- **Task brief**: The entries are to be returned exactly, with images left out.
— Begin —
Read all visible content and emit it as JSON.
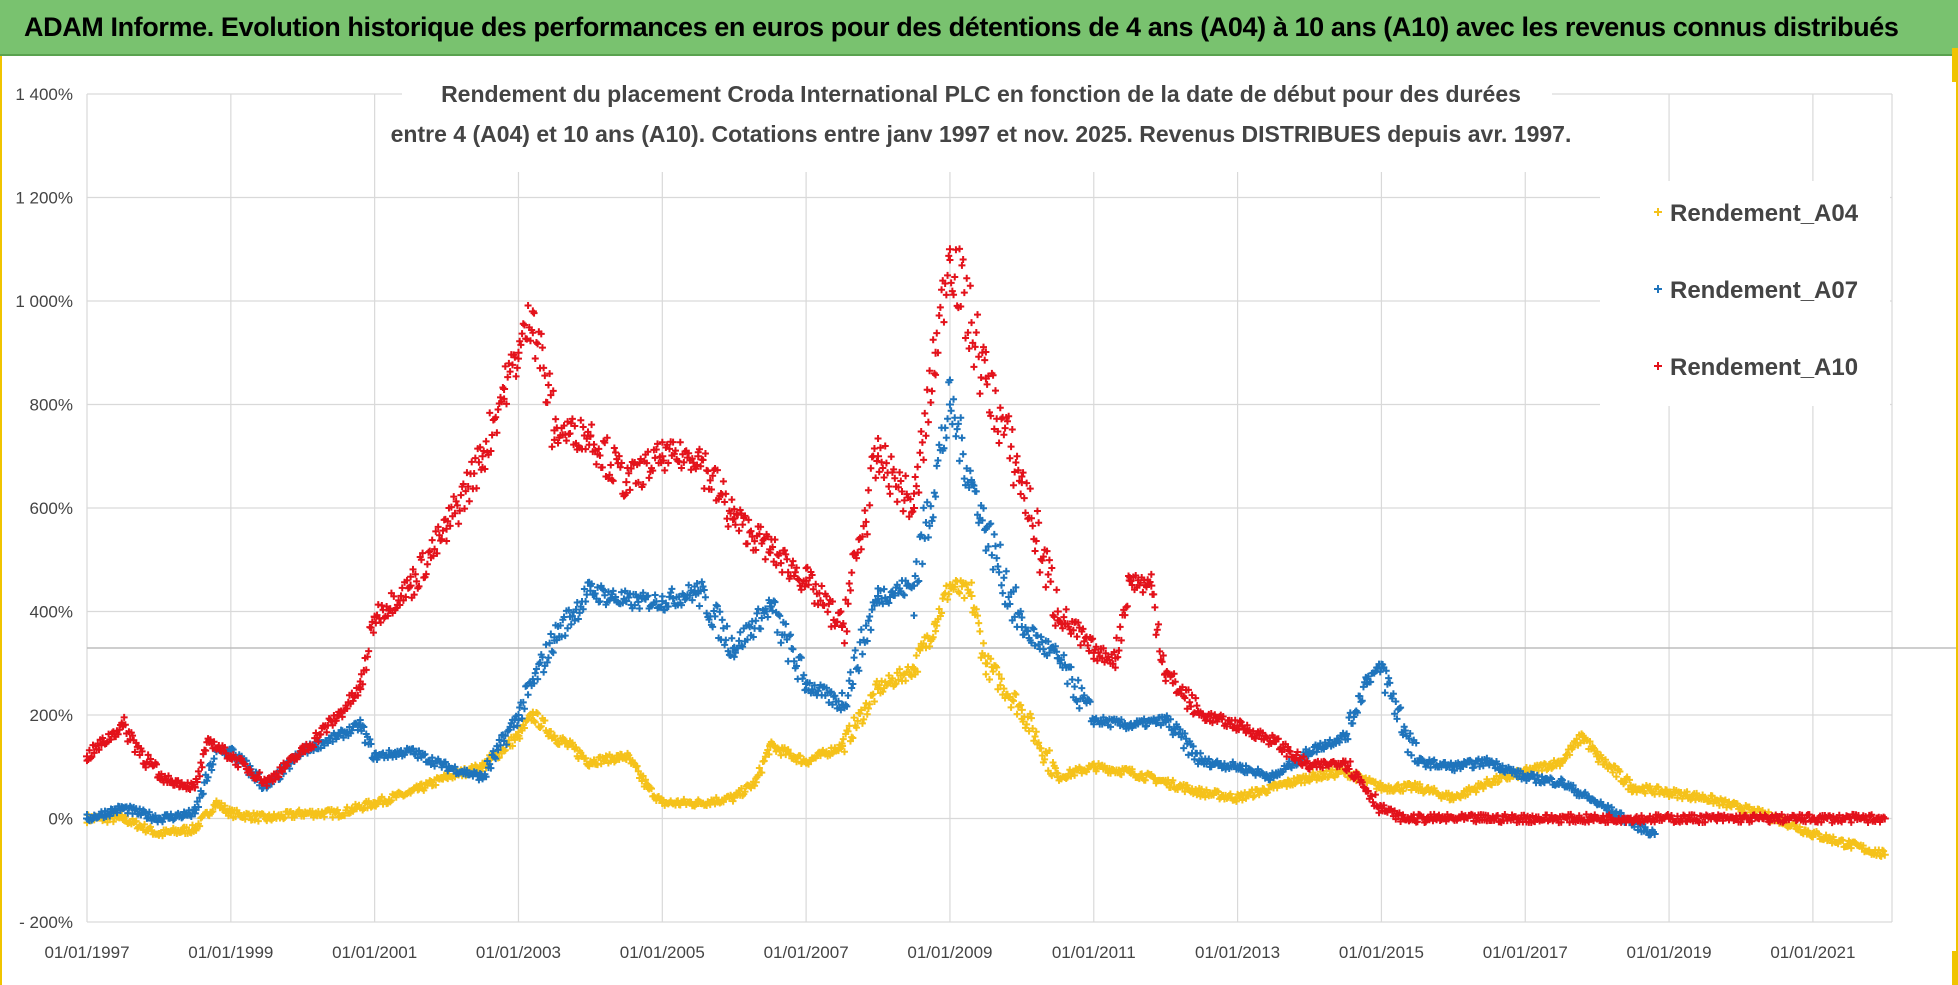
{
  "banner": {
    "title": "ADAM Informe. Evolution historique des performances en euros pour des détentions de 4 ans (A04) à 10 ans (A10) avec les revenus connus distribués"
  },
  "colors": {
    "banner_bg": "#79c26f",
    "A04": "#f5c21b",
    "A07": "#1f74bc",
    "A10": "#e3121b",
    "grid": "#d9d9d9",
    "text": "#444444"
  },
  "chart_data": {
    "type": "scatter",
    "title_line1": "Rendement du placement Croda International PLC en fonction de la date de début pour des durées",
    "title_line2": "entre 4 (A04) et 10 ans (A10).  Cotations entre janv 1997 et nov. 2025. Revenus DISTRIBUES depuis avr. 1997.",
    "ylim": [
      -200,
      1400
    ],
    "yticks": [
      -200,
      0,
      200,
      400,
      600,
      800,
      1000,
      1200,
      1400
    ],
    "ytick_labels": [
      "- 200%",
      "0%",
      "200%",
      "400%",
      "600%",
      "800%",
      "1 000%",
      "1 200%",
      "1 400%"
    ],
    "xlim": [
      1997.0,
      2022.1
    ],
    "xticks": [
      1997,
      1999,
      2001,
      2003,
      2005,
      2007,
      2009,
      2011,
      2013,
      2015,
      2017,
      2019,
      2021
    ],
    "xtick_labels": [
      "01/01/1997",
      "01/01/1999",
      "01/01/2001",
      "01/01/2003",
      "01/01/2005",
      "01/01/2007",
      "01/01/2009",
      "01/01/2011",
      "01/01/2013",
      "01/01/2015",
      "01/01/2017",
      "01/01/2019",
      "01/01/2021"
    ],
    "legend_position": "top-right",
    "marker": "+",
    "series": [
      {
        "name": "Rendement_A04",
        "x": [
          1997.0,
          1997.5,
          1998.0,
          1998.5,
          1998.8,
          1999.0,
          1999.5,
          2000.0,
          2000.5,
          2001.0,
          2001.5,
          2002.0,
          2002.5,
          2003.0,
          2003.2,
          2003.5,
          2004.0,
          2004.5,
          2004.8,
          2005.0,
          2005.5,
          2006.0,
          2006.3,
          2006.5,
          2007.0,
          2007.5,
          2008.0,
          2008.5,
          2008.8,
          2009.0,
          2009.3,
          2009.5,
          2010.0,
          2010.5,
          2011.0,
          2011.5,
          2012.0,
          2012.5,
          2013.0,
          2013.5,
          2014.0,
          2014.5,
          2015.0,
          2015.5,
          2016.0,
          2016.5,
          2017.0,
          2017.5,
          2017.8,
          2018.0,
          2018.5,
          2019.0,
          2019.5,
          2020.0,
          2020.5,
          2021.0,
          2021.5,
          2022.0
        ],
        "y": [
          0,
          0,
          -30,
          -20,
          30,
          10,
          0,
          10,
          10,
          30,
          50,
          80,
          100,
          160,
          200,
          160,
          110,
          120,
          60,
          30,
          30,
          40,
          70,
          140,
          110,
          140,
          250,
          290,
          380,
          450,
          430,
          300,
          210,
          80,
          100,
          90,
          70,
          50,
          40,
          60,
          80,
          90,
          60,
          60,
          40,
          70,
          90,
          110,
          160,
          120,
          60,
          50,
          40,
          20,
          0,
          -30,
          -50,
          -70
        ]
      },
      {
        "name": "Rendement_A07",
        "x": [
          1997.0,
          1997.5,
          1998.0,
          1998.5,
          1998.8,
          1999.0,
          1999.5,
          2000.0,
          2000.5,
          2000.8,
          2001.0,
          2001.5,
          2002.0,
          2002.5,
          2003.0,
          2003.5,
          2004.0,
          2004.5,
          2005.0,
          2005.5,
          2006.0,
          2006.5,
          2007.0,
          2007.5,
          2008.0,
          2008.5,
          2009.0,
          2009.3,
          2009.5,
          2010.0,
          2010.5,
          2011.0,
          2011.5,
          2012.0,
          2012.5,
          2013.0,
          2013.5,
          2014.0,
          2014.5,
          2014.8,
          2015.0,
          2015.5,
          2016.0,
          2016.5,
          2017.0,
          2017.5,
          2018.0,
          2018.5,
          2018.8
        ],
        "y": [
          0,
          20,
          0,
          10,
          130,
          130,
          60,
          130,
          160,
          180,
          120,
          130,
          100,
          80,
          200,
          350,
          440,
          420,
          420,
          440,
          330,
          410,
          260,
          220,
          430,
          450,
          800,
          650,
          560,
          370,
          310,
          190,
          180,
          190,
          110,
          100,
          80,
          130,
          160,
          270,
          290,
          110,
          100,
          110,
          80,
          70,
          30,
          -10,
          -30
        ]
      },
      {
        "name": "Rendement_A10",
        "x": [
          1997.0,
          1997.5,
          1998.0,
          1998.5,
          1998.7,
          1999.0,
          1999.5,
          2000.0,
          2000.5,
          2000.8,
          2001.0,
          2001.5,
          2002.0,
          2002.5,
          2002.8,
          2003.0,
          2003.2,
          2003.5,
          2004.0,
          2004.5,
          2005.0,
          2005.5,
          2006.0,
          2006.5,
          2007.0,
          2007.5,
          2008.0,
          2008.5,
          2008.8,
          2009.0,
          2009.5,
          2010.0,
          2010.5,
          2011.0,
          2011.3,
          2011.5,
          2011.8,
          2012.0,
          2012.5,
          2013.0,
          2013.5,
          2014.0,
          2014.5,
          2015.0,
          2015.3,
          2015.5,
          2016.0,
          2017.0,
          2018.0,
          2019.0,
          2020.0,
          2021.0,
          2022.0
        ],
        "y": [
          120,
          180,
          80,
          60,
          150,
          120,
          70,
          130,
          200,
          250,
          390,
          450,
          560,
          700,
          830,
          900,
          980,
          750,
          740,
          650,
          700,
          700,
          580,
          520,
          460,
          370,
          700,
          600,
          900,
          1100,
          850,
          650,
          400,
          320,
          310,
          460,
          450,
          280,
          200,
          180,
          150,
          100,
          110,
          20,
          0,
          0,
          0,
          0,
          0,
          0,
          0,
          0,
          0
        ]
      }
    ]
  }
}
— End —
- **Response**:
Read all visible content and emit it as JSON.
{
  "banner": {
    "title": "ADAM Informe. Evolution historique des performances en euros pour des détentions de 4 ans (A04) à 10 ans (A10) avec les revenus connus distribués"
  },
  "colors": {
    "banner_bg": "#79c26f",
    "A04": "#f5c21b",
    "A07": "#1f74bc",
    "A10": "#e3121b",
    "grid": "#d9d9d9",
    "text": "#444444"
  },
  "chart_data": {
    "type": "scatter",
    "title_line1": "Rendement du placement Croda International PLC en fonction de la date de début pour des durées",
    "title_line2": "entre 4 (A04) et 10 ans (A10).  Cotations entre janv 1997 et nov. 2025. Revenus DISTRIBUES depuis avr. 1997.",
    "ylim": [
      -200,
      1400
    ],
    "yticks": [
      -200,
      0,
      200,
      400,
      600,
      800,
      1000,
      1200,
      1400
    ],
    "ytick_labels": [
      "- 200%",
      "0%",
      "200%",
      "400%",
      "600%",
      "800%",
      "1 000%",
      "1 200%",
      "1 400%"
    ],
    "xlim": [
      1997.0,
      2022.1
    ],
    "xticks": [
      1997,
      1999,
      2001,
      2003,
      2005,
      2007,
      2009,
      2011,
      2013,
      2015,
      2017,
      2019,
      2021
    ],
    "xtick_labels": [
      "01/01/1997",
      "01/01/1999",
      "01/01/2001",
      "01/01/2003",
      "01/01/2005",
      "01/01/2007",
      "01/01/2009",
      "01/01/2011",
      "01/01/2013",
      "01/01/2015",
      "01/01/2017",
      "01/01/2019",
      "01/01/2021"
    ],
    "legend_position": "top-right",
    "marker": "+",
    "series": [
      {
        "name": "Rendement_A04",
        "x": [
          1997.0,
          1997.5,
          1998.0,
          1998.5,
          1998.8,
          1999.0,
          1999.5,
          2000.0,
          2000.5,
          2001.0,
          2001.5,
          2002.0,
          2002.5,
          2003.0,
          2003.2,
          2003.5,
          2004.0,
          2004.5,
          2004.8,
          2005.0,
          2005.5,
          2006.0,
          2006.3,
          2006.5,
          2007.0,
          2007.5,
          2008.0,
          2008.5,
          2008.8,
          2009.0,
          2009.3,
          2009.5,
          2010.0,
          2010.5,
          2011.0,
          2011.5,
          2012.0,
          2012.5,
          2013.0,
          2013.5,
          2014.0,
          2014.5,
          2015.0,
          2015.5,
          2016.0,
          2016.5,
          2017.0,
          2017.5,
          2017.8,
          2018.0,
          2018.5,
          2019.0,
          2019.5,
          2020.0,
          2020.5,
          2021.0,
          2021.5,
          2022.0
        ],
        "y": [
          0,
          0,
          -30,
          -20,
          30,
          10,
          0,
          10,
          10,
          30,
          50,
          80,
          100,
          160,
          200,
          160,
          110,
          120,
          60,
          30,
          30,
          40,
          70,
          140,
          110,
          140,
          250,
          290,
          380,
          450,
          430,
          300,
          210,
          80,
          100,
          90,
          70,
          50,
          40,
          60,
          80,
          90,
          60,
          60,
          40,
          70,
          90,
          110,
          160,
          120,
          60,
          50,
          40,
          20,
          0,
          -30,
          -50,
          -70
        ]
      },
      {
        "name": "Rendement_A07",
        "x": [
          1997.0,
          1997.5,
          1998.0,
          1998.5,
          1998.8,
          1999.0,
          1999.5,
          2000.0,
          2000.5,
          2000.8,
          2001.0,
          2001.5,
          2002.0,
          2002.5,
          2003.0,
          2003.5,
          2004.0,
          2004.5,
          2005.0,
          2005.5,
          2006.0,
          2006.5,
          2007.0,
          2007.5,
          2008.0,
          2008.5,
          2009.0,
          2009.3,
          2009.5,
          2010.0,
          2010.5,
          2011.0,
          2011.5,
          2012.0,
          2012.5,
          2013.0,
          2013.5,
          2014.0,
          2014.5,
          2014.8,
          2015.0,
          2015.5,
          2016.0,
          2016.5,
          2017.0,
          2017.5,
          2018.0,
          2018.5,
          2018.8
        ],
        "y": [
          0,
          20,
          0,
          10,
          130,
          130,
          60,
          130,
          160,
          180,
          120,
          130,
          100,
          80,
          200,
          350,
          440,
          420,
          420,
          440,
          330,
          410,
          260,
          220,
          430,
          450,
          800,
          650,
          560,
          370,
          310,
          190,
          180,
          190,
          110,
          100,
          80,
          130,
          160,
          270,
          290,
          110,
          100,
          110,
          80,
          70,
          30,
          -10,
          -30
        ]
      },
      {
        "name": "Rendement_A10",
        "x": [
          1997.0,
          1997.5,
          1998.0,
          1998.5,
          1998.7,
          1999.0,
          1999.5,
          2000.0,
          2000.5,
          2000.8,
          2001.0,
          2001.5,
          2002.0,
          2002.5,
          2002.8,
          2003.0,
          2003.2,
          2003.5,
          2004.0,
          2004.5,
          2005.0,
          2005.5,
          2006.0,
          2006.5,
          2007.0,
          2007.5,
          2008.0,
          2008.5,
          2008.8,
          2009.0,
          2009.5,
          2010.0,
          2010.5,
          2011.0,
          2011.3,
          2011.5,
          2011.8,
          2012.0,
          2012.5,
          2013.0,
          2013.5,
          2014.0,
          2014.5,
          2015.0,
          2015.3,
          2015.5,
          2016.0,
          2017.0,
          2018.0,
          2019.0,
          2020.0,
          2021.0,
          2022.0
        ],
        "y": [
          120,
          180,
          80,
          60,
          150,
          120,
          70,
          130,
          200,
          250,
          390,
          450,
          560,
          700,
          830,
          900,
          980,
          750,
          740,
          650,
          700,
          700,
          580,
          520,
          460,
          370,
          700,
          600,
          900,
          1100,
          850,
          650,
          400,
          320,
          310,
          460,
          450,
          280,
          200,
          180,
          150,
          100,
          110,
          20,
          0,
          0,
          0,
          0,
          0,
          0,
          0,
          0,
          0
        ]
      }
    ]
  }
}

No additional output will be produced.